Pull every line containing "Manager" from the entries.

— start Working data —

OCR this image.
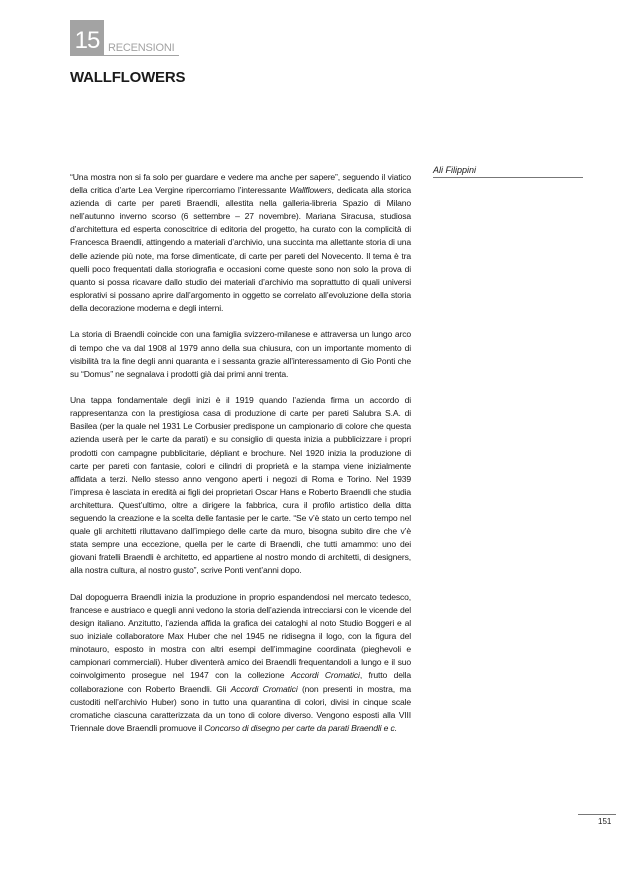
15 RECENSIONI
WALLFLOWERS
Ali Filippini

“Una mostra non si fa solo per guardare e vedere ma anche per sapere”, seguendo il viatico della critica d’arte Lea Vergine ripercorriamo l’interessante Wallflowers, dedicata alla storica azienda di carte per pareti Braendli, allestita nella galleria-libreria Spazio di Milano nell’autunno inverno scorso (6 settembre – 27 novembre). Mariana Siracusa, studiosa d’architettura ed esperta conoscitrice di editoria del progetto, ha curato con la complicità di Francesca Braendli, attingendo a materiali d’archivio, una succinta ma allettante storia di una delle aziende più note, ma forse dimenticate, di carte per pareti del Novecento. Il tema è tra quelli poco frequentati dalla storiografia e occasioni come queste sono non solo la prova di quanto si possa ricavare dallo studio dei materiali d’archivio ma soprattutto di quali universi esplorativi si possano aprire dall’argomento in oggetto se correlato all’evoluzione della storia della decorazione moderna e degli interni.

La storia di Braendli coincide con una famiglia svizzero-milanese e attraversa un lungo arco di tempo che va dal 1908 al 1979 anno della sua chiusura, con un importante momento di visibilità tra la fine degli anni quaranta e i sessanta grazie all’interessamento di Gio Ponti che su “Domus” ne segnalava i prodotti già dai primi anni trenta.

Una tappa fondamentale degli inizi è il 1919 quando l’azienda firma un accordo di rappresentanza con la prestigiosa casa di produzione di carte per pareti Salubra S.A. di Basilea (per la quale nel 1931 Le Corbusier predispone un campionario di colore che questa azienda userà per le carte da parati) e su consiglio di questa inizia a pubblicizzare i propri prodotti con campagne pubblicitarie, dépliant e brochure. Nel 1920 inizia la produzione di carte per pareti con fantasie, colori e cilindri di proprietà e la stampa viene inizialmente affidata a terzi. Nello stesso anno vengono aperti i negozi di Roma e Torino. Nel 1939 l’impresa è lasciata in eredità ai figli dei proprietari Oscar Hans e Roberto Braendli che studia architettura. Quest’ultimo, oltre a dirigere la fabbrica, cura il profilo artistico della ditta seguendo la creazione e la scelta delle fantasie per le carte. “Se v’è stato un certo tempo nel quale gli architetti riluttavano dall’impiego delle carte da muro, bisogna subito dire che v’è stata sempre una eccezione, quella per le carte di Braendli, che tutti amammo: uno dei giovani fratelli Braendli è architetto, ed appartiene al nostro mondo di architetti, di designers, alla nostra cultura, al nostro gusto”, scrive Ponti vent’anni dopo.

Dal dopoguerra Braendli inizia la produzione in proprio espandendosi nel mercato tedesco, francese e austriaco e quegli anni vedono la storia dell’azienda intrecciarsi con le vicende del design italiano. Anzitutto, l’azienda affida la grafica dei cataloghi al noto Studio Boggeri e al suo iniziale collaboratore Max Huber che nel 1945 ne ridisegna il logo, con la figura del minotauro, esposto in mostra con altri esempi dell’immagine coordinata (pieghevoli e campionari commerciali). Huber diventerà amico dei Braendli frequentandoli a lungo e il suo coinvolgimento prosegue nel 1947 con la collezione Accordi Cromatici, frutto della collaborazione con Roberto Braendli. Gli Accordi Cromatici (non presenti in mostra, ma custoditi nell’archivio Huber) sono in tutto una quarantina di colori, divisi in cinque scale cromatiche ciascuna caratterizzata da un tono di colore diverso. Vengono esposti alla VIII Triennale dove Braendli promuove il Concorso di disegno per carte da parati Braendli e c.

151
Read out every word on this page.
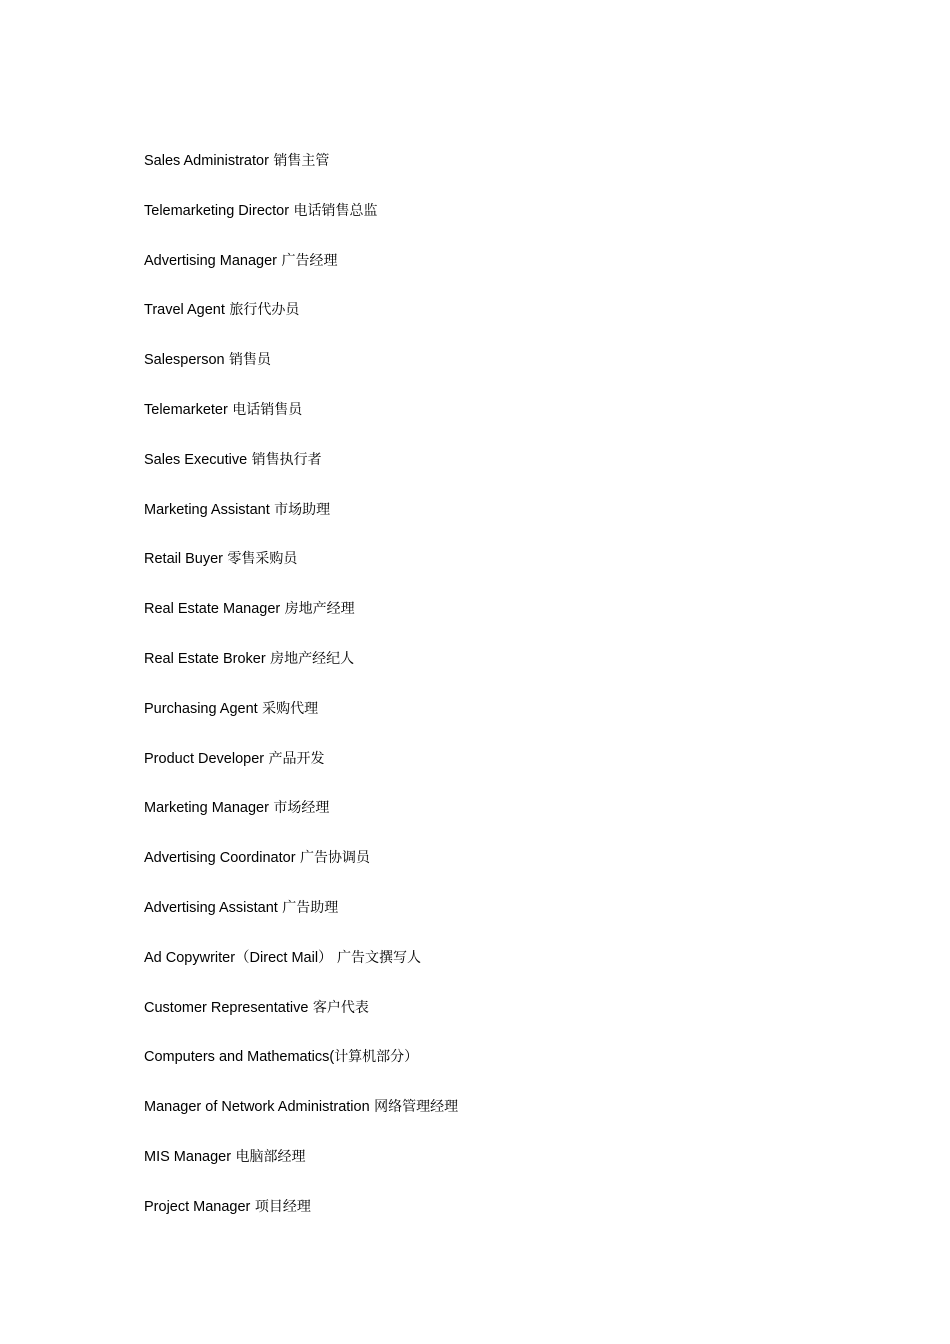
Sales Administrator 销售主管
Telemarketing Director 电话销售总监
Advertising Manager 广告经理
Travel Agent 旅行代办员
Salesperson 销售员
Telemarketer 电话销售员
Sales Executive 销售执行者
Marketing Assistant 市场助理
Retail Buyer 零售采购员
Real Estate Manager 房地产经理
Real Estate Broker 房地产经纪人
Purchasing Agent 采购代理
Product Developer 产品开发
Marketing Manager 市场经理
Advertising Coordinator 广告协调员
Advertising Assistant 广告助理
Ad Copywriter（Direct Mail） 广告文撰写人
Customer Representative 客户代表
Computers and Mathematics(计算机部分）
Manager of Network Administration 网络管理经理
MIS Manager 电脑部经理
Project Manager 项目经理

— end Working data —

— Written solution —
Advertising Manager 广告经理
Real Estate Manager 房地产经理
Marketing Manager 市场经理
Manager of Network Administration 网络管理经理
MIS Manager 电脑部经理
Project Manager 项目经理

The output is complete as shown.